What the task requires: Locate each line containing the string "nfuori" and copy it out.
[start]
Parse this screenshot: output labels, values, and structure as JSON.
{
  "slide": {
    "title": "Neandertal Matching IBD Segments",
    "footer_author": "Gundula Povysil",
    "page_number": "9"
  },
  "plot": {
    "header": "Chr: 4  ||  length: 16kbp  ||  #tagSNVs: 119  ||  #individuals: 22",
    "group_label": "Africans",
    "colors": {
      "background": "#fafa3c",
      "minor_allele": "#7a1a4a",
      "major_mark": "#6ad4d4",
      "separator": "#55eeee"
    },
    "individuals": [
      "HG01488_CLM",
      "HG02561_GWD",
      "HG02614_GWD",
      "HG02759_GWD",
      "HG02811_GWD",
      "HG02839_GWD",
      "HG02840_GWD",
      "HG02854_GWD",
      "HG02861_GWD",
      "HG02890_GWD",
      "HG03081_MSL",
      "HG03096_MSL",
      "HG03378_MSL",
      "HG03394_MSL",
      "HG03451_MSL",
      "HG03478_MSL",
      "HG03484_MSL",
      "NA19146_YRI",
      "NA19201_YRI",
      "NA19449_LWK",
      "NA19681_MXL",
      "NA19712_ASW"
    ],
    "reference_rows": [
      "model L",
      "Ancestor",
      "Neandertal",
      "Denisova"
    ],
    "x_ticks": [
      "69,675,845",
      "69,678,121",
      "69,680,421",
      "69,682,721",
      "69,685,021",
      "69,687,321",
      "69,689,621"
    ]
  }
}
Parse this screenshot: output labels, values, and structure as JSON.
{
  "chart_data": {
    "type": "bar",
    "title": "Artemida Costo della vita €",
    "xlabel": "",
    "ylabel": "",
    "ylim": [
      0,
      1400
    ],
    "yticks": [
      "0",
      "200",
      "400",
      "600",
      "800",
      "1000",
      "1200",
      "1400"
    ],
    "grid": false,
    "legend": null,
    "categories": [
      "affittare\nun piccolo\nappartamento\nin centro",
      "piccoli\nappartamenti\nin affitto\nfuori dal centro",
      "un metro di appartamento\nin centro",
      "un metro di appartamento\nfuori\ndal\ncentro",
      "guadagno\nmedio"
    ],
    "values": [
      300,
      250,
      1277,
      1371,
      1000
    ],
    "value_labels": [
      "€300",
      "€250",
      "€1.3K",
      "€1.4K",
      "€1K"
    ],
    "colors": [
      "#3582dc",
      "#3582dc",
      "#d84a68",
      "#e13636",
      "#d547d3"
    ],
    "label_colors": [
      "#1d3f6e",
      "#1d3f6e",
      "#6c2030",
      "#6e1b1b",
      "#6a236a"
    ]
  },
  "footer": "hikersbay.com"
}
[end]
Output:
      "piccoli\nappartamenti\nin affitto\nfuori dal centro",
      "un metro di appartamento\nfuori\ndal\ncentro",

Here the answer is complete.